> Aim
Restate the material word for word and leave out anything that is a picture.

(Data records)
-- BEGIN --
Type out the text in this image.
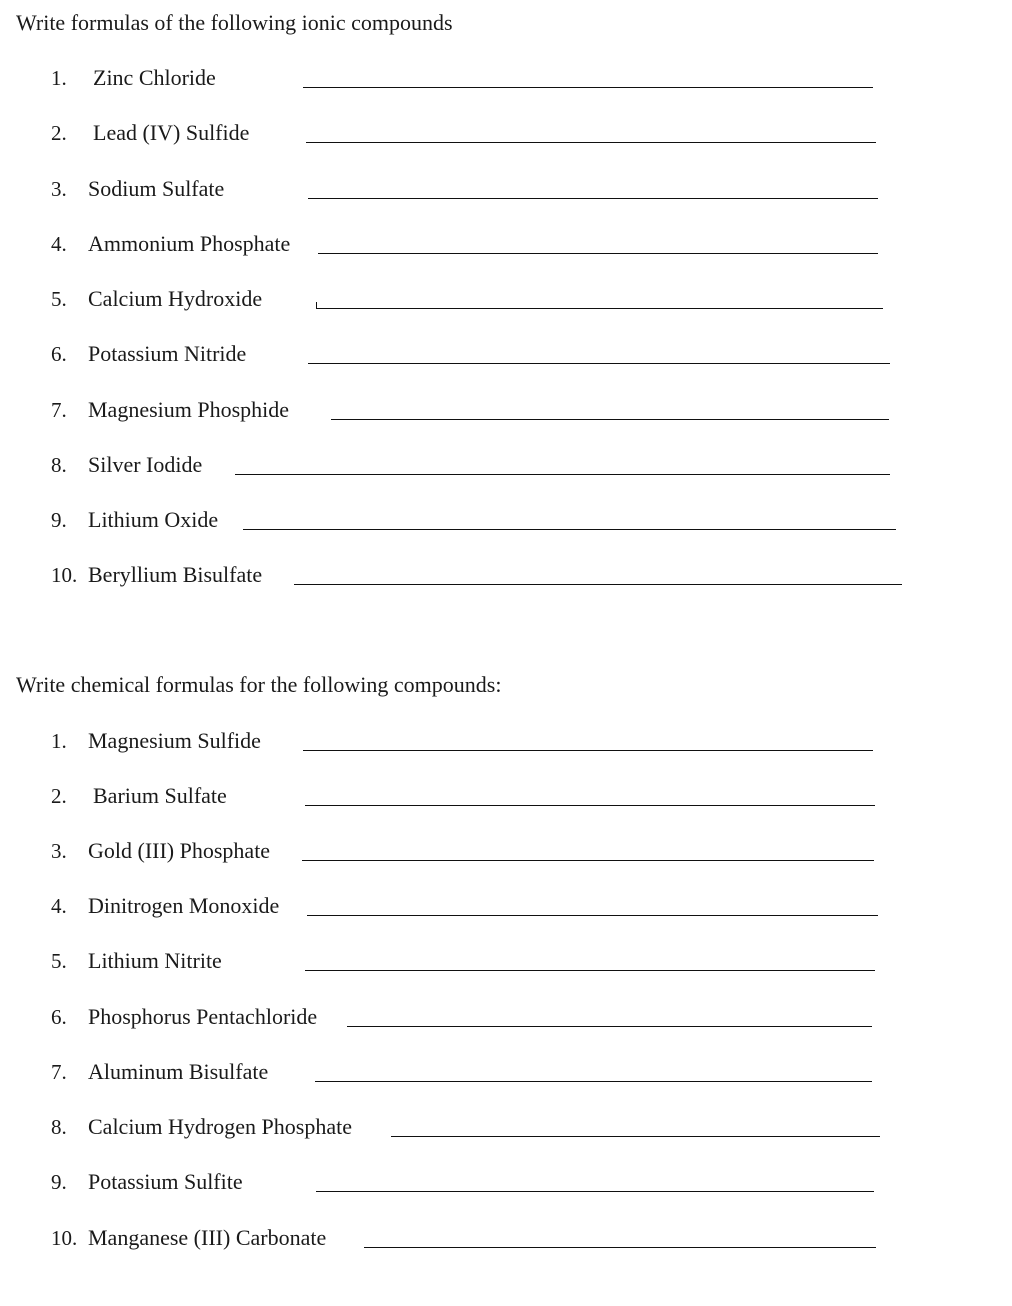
Write formulas of the following ionic compounds
1. Zinc Chloride
2. Lead (IV) Sulfide
3. Sodium Sulfate
4. Ammonium Phosphate
5. Calcium Hydroxide
6. Potassium Nitride
7. Magnesium Phosphide
8. Silver Iodide
9. Lithium Oxide
10. Beryllium Bisulfate
Write chemical formulas for the following compounds:
1. Magnesium Sulfide
2. Barium Sulfate
3. Gold (III) Phosphate
4. Dinitrogen Monoxide
5. Lithium Nitrite
6. Phosphorus Pentachloride
7. Aluminum Bisulfate
8. Calcium Hydrogen Phosphate
9. Potassium Sulfite
10. Manganese (III) Carbonate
-- END --
> The answer
Type out the text in this image.
Write formulas of the following ionic compounds
1. Zinc Chloride
2. Lead (IV) Sulfide
3. Sodium Sulfate
4. Ammonium Phosphate
5. Calcium Hydroxide
6. Potassium Nitride
7. Magnesium Phosphide
8. Silver Iodide
9. Lithium Oxide
10. Beryllium Bisulfate
Write chemical formulas for the following compounds:
1. Magnesium Sulfide
2. Barium Sulfate
3. Gold (III) Phosphate
4. Dinitrogen Monoxide
5. Lithium Nitrite
6. Phosphorus Pentachloride
7. Aluminum Bisulfate
8. Calcium Hydrogen Phosphate
9. Potassium Sulfite
10. Manganese (III) Carbonate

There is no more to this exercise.